▶ **GOAL**
Provide an exact copy of the data, excluding the images.

▶ **DATA EXTRACT**
···

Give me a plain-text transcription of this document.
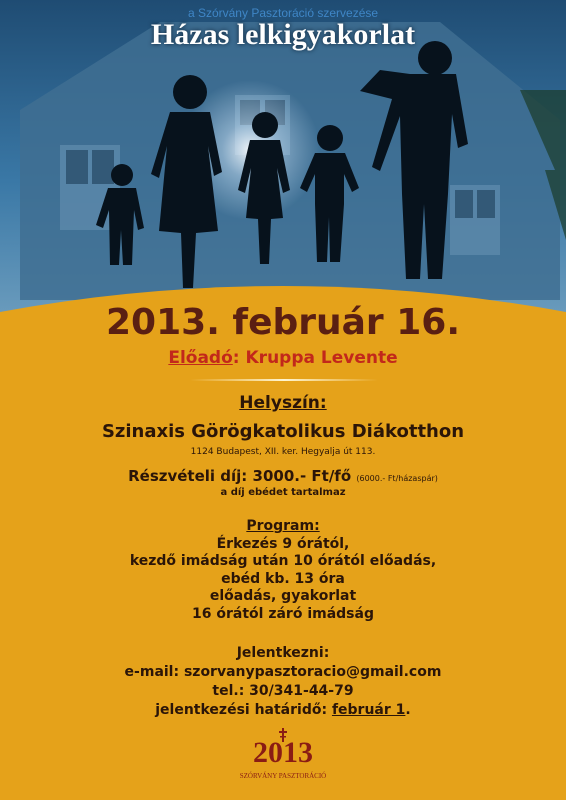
a Szórvány Pasztoráció szervezése
Házas lelkigyakorlat
2013. február 16.
Előadó: Kruppa Levente
Helyszín:
Szinaxis Görögkatolikus Diákotthon
1124 Budapest, XII. ker. Hegyalja út 113.
Részvételi díj: 3000.- Ft/fő (6000.- Ft/házaspár)
a díj ebédet tartalmaz
Program:
Érkezés 9 órától,
kezdő imádság után 10 órától előadás,
ebéd kb. 13 óra
előadás, gyakorlat
16 órától záró imádság
Jelentkezni:
e-mail: szorvanypasztoracio@gmail.com
tel.: 30/341-44-79
jelentkezési határidő: február 1.
2013
SZÓRVÁNY PASZTORÁCIÓ
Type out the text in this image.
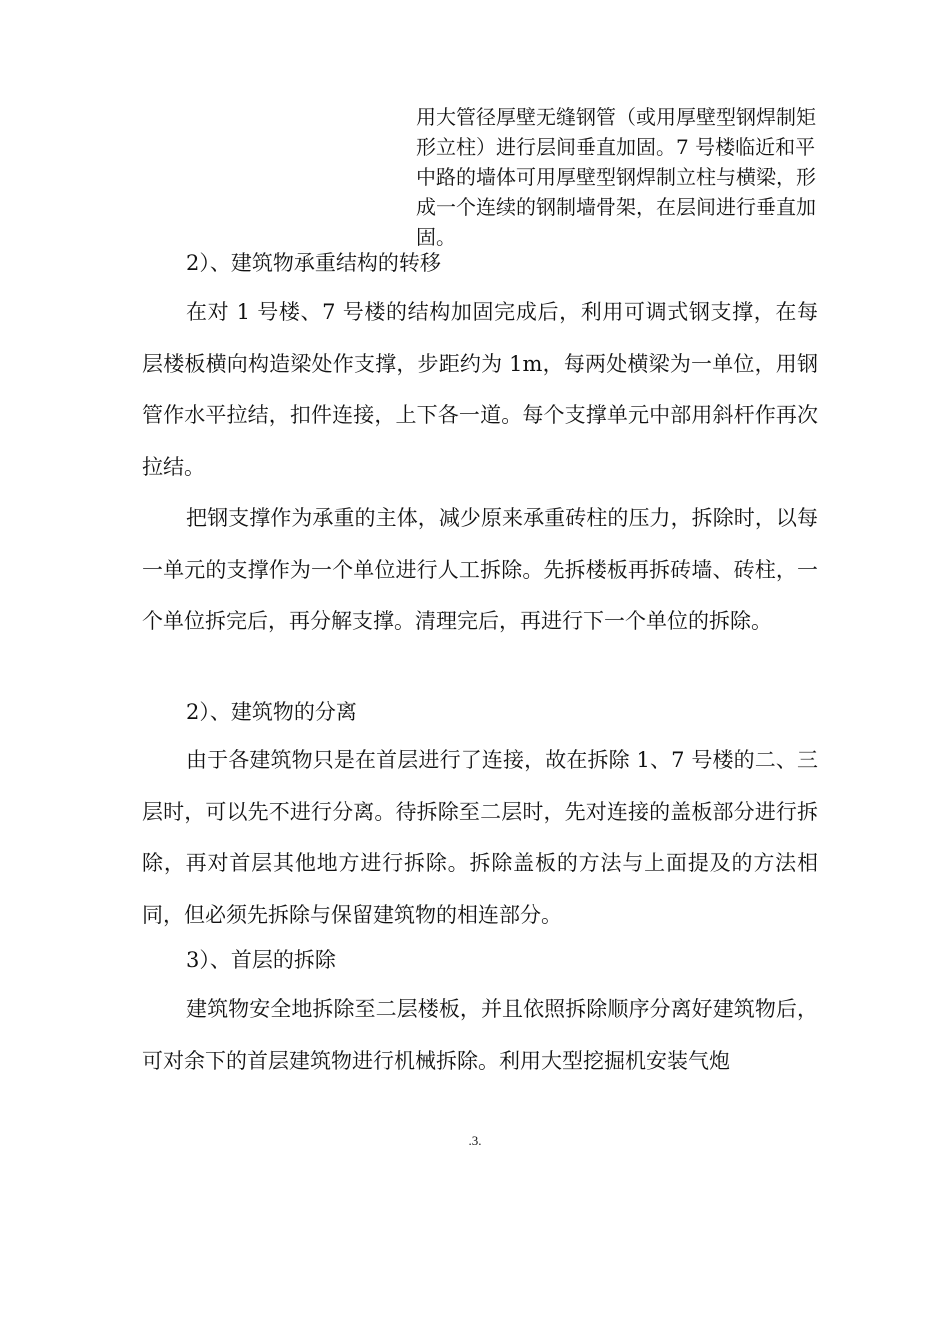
用大管径厚壁无缝钢管（或用厚壁型钢焊制矩形立柱）进行层间垂直加固。7 号楼临近和平中路的墙体可用厚壁型钢焊制立柱与横梁，形成一个连续的钢制墙骨架，在层间进行垂直加固。

2）、建筑物承重结构的转移

在对 1 号楼、7 号楼的结构加固完成后，利用可调式钢支撑，在每层楼板横向构造梁处作支撑，步距约为 1m，每两处横梁为一单位，用钢管作水平拉结，扣件连接，上下各一道。每个支撑单元中部用斜杆作再次拉结。

把钢支撑作为承重的主体，减少原来承重砖柱的压力，拆除时，以每一单元的支撑作为一个单位进行人工拆除。先拆楼板再拆砖墙、砖柱，一个单位拆完后，再分解支撑。清理完后，再进行下一个单位的拆除。

2）、建筑物的分离

由于各建筑物只是在首层进行了连接，故在拆除 1、7 号楼的二、三层时，可以先不进行分离。待拆除至二层时，先对连接的盖板部分进行拆除，再对首层其他地方进行拆除。拆除盖板的方法与上面提及的方法相同，但必须先拆除与保留建筑物的相连部分。

3）、首层的拆除

建筑物安全地拆除至二层楼板，并且依照拆除顺序分离好建筑物后，可对余下的首层建筑物进行机械拆除。利用大型挖掘机安装气炮

.3.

···

▶ **RIGHT ANSWER**
Give me a plain-text transcription of this document.
a Szórvány Pasztoráció szervezése
Házas lelkigyakorlat
2013. február 16.
Előadó: Kruppa Levente
Helyszín:
Szinaxis Görögkatolikus Diákotthon
1124 Budapest, XII. ker. Hegyalja út 113.
Részvételi díj: 3000.- Ft/fő (6000.- Ft/házaspár)
a díj ebédet tartalmaz
Program:
Érkezés 9 órától,
kezdő imádság után 10 órától előadás,
ebéd kb. 13 óra
előadás, gyakorlat
16 órától záró imádság
Jelentkezni:
e-mail: szorvanypasztoracio@gmail.com
tel.: 30/341-44-79
jelentkezési határidő: február 1.
2013
SZÓRVÁNY PASZTORÁCIÓ
Type out the text in this image.
用大管径厚壁无缝钢管（或用厚壁型钢焊制矩形立柱）进行层间垂直加固。7 号楼临近和平中路的墙体可用厚壁型钢焊制立柱与横梁，形成一个连续的钢制墙骨架，在层间进行垂直加固。

2）、建筑物承重结构的转移

在对 1 号楼、7 号楼的结构加固完成后，利用可调式钢支撑，在每层楼板横向构造梁处作支撑，步距约为 1m，每两处横梁为一单位，用钢管作水平拉结，扣件连接，上下各一道。每个支撑单元中部用斜杆作再次拉结。

把钢支撑作为承重的主体，减少原来承重砖柱的压力，拆除时，以每一单元的支撑作为一个单位进行人工拆除。先拆楼板再拆砖墙、砖柱，一个单位拆完后，再分解支撑。清理完后，再进行下一个单位的拆除。

2）、建筑物的分离

由于各建筑物只是在首层进行了连接，故在拆除 1、7 号楼的二、三层时，可以先不进行分离。待拆除至二层时，先对连接的盖板部分进行拆除，再对首层其他地方进行拆除。拆除盖板的方法与上面提及的方法相同，但必须先拆除与保留建筑物的相连部分。

3）、首层的拆除

建筑物安全地拆除至二层楼板，并且依照拆除顺序分离好建筑物后，可对余下的首层建筑物进行机械拆除。利用大型挖掘机安装气炮

.3.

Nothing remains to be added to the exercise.